--- Data to use Enclosed Below ---
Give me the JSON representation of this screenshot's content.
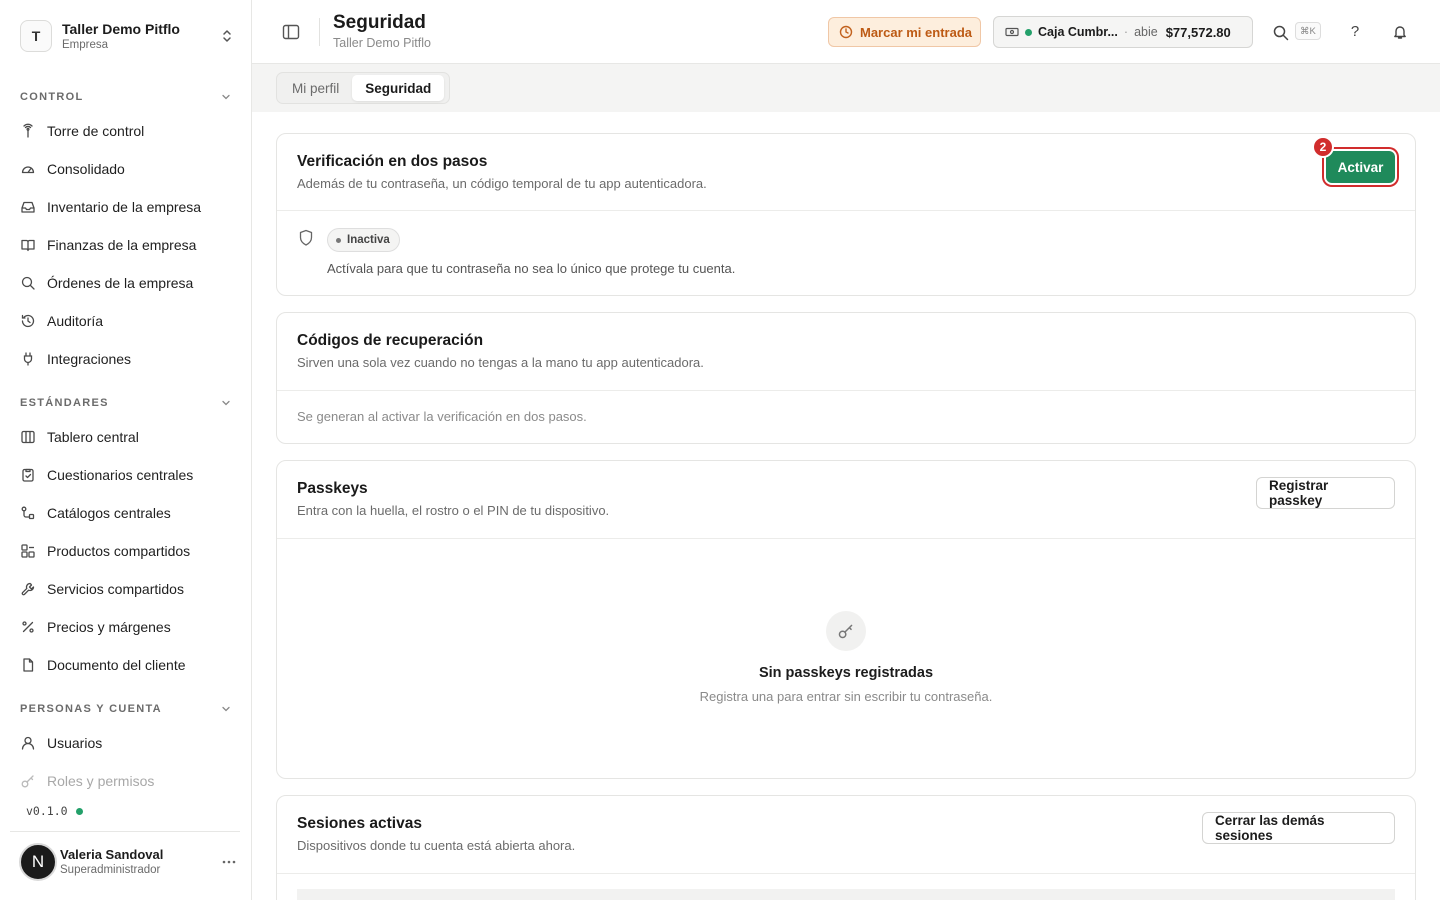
{
  "workspace": {
    "initial": "T",
    "name": "Taller Demo Pitflo",
    "type": "Empresa"
  },
  "sidebar": {
    "sections": [
      {
        "label": "CONTROL"
      },
      {
        "label": "ESTÁNDARES"
      },
      {
        "label": "PERSONAS Y CUENTA"
      }
    ],
    "items": [
      {
        "label": "Torre de control",
        "icon": "tower-icon"
      },
      {
        "label": "Consolidado",
        "icon": "gauge-icon"
      },
      {
        "label": "Inventario de la empresa",
        "icon": "inbox-icon"
      },
      {
        "label": "Finanzas de la empresa",
        "icon": "book-icon"
      },
      {
        "label": "Órdenes de la empresa",
        "icon": "search-icon"
      },
      {
        "label": "Auditoría",
        "icon": "history-icon"
      },
      {
        "label": "Integraciones",
        "icon": "plug-icon"
      },
      {
        "label": "Tablero central",
        "icon": "board-icon"
      },
      {
        "label": "Cuestionarios centrales",
        "icon": "clipboard-icon"
      },
      {
        "label": "Catálogos centrales",
        "icon": "catalog-icon"
      },
      {
        "label": "Productos compartidos",
        "icon": "products-icon"
      },
      {
        "label": "Servicios compartidos",
        "icon": "wrench-icon"
      },
      {
        "label": "Precios y márgenes",
        "icon": "percent-icon"
      },
      {
        "label": "Documento del cliente",
        "icon": "document-icon"
      },
      {
        "label": "Usuarios",
        "icon": "user-icon"
      },
      {
        "label": "Roles y permisos",
        "icon": "key-icon"
      }
    ],
    "version": "v0.1.0"
  },
  "user": {
    "initial": "N",
    "name": "Valeria Sandoval",
    "role": "Superadministrador"
  },
  "header": {
    "title": "Seguridad",
    "subtitle": "Taller Demo Pitflo",
    "clock_in_label": "Marcar mi entrada",
    "register": {
      "name": "Caja Cumbr...",
      "separator": "·",
      "status": "abie",
      "amount": "$77,572.80"
    },
    "shortcut": "⌘K",
    "help": "?"
  },
  "tabs": [
    {
      "label": "Mi perfil",
      "active": false
    },
    {
      "label": "Seguridad",
      "active": true
    }
  ],
  "two_factor": {
    "title": "Verificación en dos pasos",
    "description": "Además de tu contraseña, un código temporal de tu app autenticadora.",
    "button": "Activar",
    "marker": "2",
    "status": "Inactiva",
    "note": "Actívala para que tu contraseña no sea lo único que protege tu cuenta."
  },
  "recovery": {
    "title": "Códigos de recuperación",
    "description": "Sirven una sola vez cuando no tengas a la mano tu app autenticadora.",
    "note": "Se generan al activar la verificación en dos pasos."
  },
  "passkeys": {
    "title": "Passkeys",
    "description": "Entra con la huella, el rostro o el PIN de tu dispositivo.",
    "button": "Registrar passkey",
    "empty_title": "Sin passkeys registradas",
    "empty_desc": "Registra una para entrar sin escribir tu contraseña."
  },
  "sessions": {
    "title": "Sesiones activas",
    "description": "Dispositivos donde tu cuenta está abierta ahora.",
    "button": "Cerrar las demás sesiones"
  },
  "colors": {
    "primary": "#1f8a5b",
    "highlight": "#d12d2d",
    "clock_in": "#bd5a14",
    "online": "#23a06a"
  }
}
--- End of Enclosed Data to use ---
» **Problem details**
Leave the pictures out and return each entry exactly.

» **Result of the task**
Give me the JSON representation of this screenshot's content.
{
  "workspace": {
    "initial": "T",
    "name": "Taller Demo Pitflo",
    "type": "Empresa"
  },
  "sidebar": {
    "sections": [
      {
        "label": "CONTROL"
      },
      {
        "label": "ESTÁNDARES"
      },
      {
        "label": "PERSONAS Y CUENTA"
      }
    ],
    "items": [
      {
        "label": "Torre de control",
        "icon": "tower-icon"
      },
      {
        "label": "Consolidado",
        "icon": "gauge-icon"
      },
      {
        "label": "Inventario de la empresa",
        "icon": "inbox-icon"
      },
      {
        "label": "Finanzas de la empresa",
        "icon": "book-icon"
      },
      {
        "label": "Órdenes de la empresa",
        "icon": "search-icon"
      },
      {
        "label": "Auditoría",
        "icon": "history-icon"
      },
      {
        "label": "Integraciones",
        "icon": "plug-icon"
      },
      {
        "label": "Tablero central",
        "icon": "board-icon"
      },
      {
        "label": "Cuestionarios centrales",
        "icon": "clipboard-icon"
      },
      {
        "label": "Catálogos centrales",
        "icon": "catalog-icon"
      },
      {
        "label": "Productos compartidos",
        "icon": "products-icon"
      },
      {
        "label": "Servicios compartidos",
        "icon": "wrench-icon"
      },
      {
        "label": "Precios y márgenes",
        "icon": "percent-icon"
      },
      {
        "label": "Documento del cliente",
        "icon": "document-icon"
      },
      {
        "label": "Usuarios",
        "icon": "user-icon"
      },
      {
        "label": "Roles y permisos",
        "icon": "key-icon"
      }
    ],
    "version": "v0.1.0"
  },
  "user": {
    "initial": "N",
    "name": "Valeria Sandoval",
    "role": "Superadministrador"
  },
  "header": {
    "title": "Seguridad",
    "subtitle": "Taller Demo Pitflo",
    "clock_in_label": "Marcar mi entrada",
    "register": {
      "name": "Caja Cumbr...",
      "separator": "·",
      "status": "abie",
      "amount": "$77,572.80"
    },
    "shortcut": "⌘K",
    "help": "?"
  },
  "tabs": [
    {
      "label": "Mi perfil",
      "active": false
    },
    {
      "label": "Seguridad",
      "active": true
    }
  ],
  "two_factor": {
    "title": "Verificación en dos pasos",
    "description": "Además de tu contraseña, un código temporal de tu app autenticadora.",
    "button": "Activar",
    "marker": "2",
    "status": "Inactiva",
    "note": "Actívala para que tu contraseña no sea lo único que protege tu cuenta."
  },
  "recovery": {
    "title": "Códigos de recuperación",
    "description": "Sirven una sola vez cuando no tengas a la mano tu app autenticadora.",
    "note": "Se generan al activar la verificación en dos pasos."
  },
  "passkeys": {
    "title": "Passkeys",
    "description": "Entra con la huella, el rostro o el PIN de tu dispositivo.",
    "button": "Registrar passkey",
    "empty_title": "Sin passkeys registradas",
    "empty_desc": "Registra una para entrar sin escribir tu contraseña."
  },
  "sessions": {
    "title": "Sesiones activas",
    "description": "Dispositivos donde tu cuenta está abierta ahora.",
    "button": "Cerrar las demás sesiones"
  },
  "colors": {
    "primary": "#1f8a5b",
    "highlight": "#d12d2d",
    "clock_in": "#bd5a14",
    "online": "#23a06a"
  }
}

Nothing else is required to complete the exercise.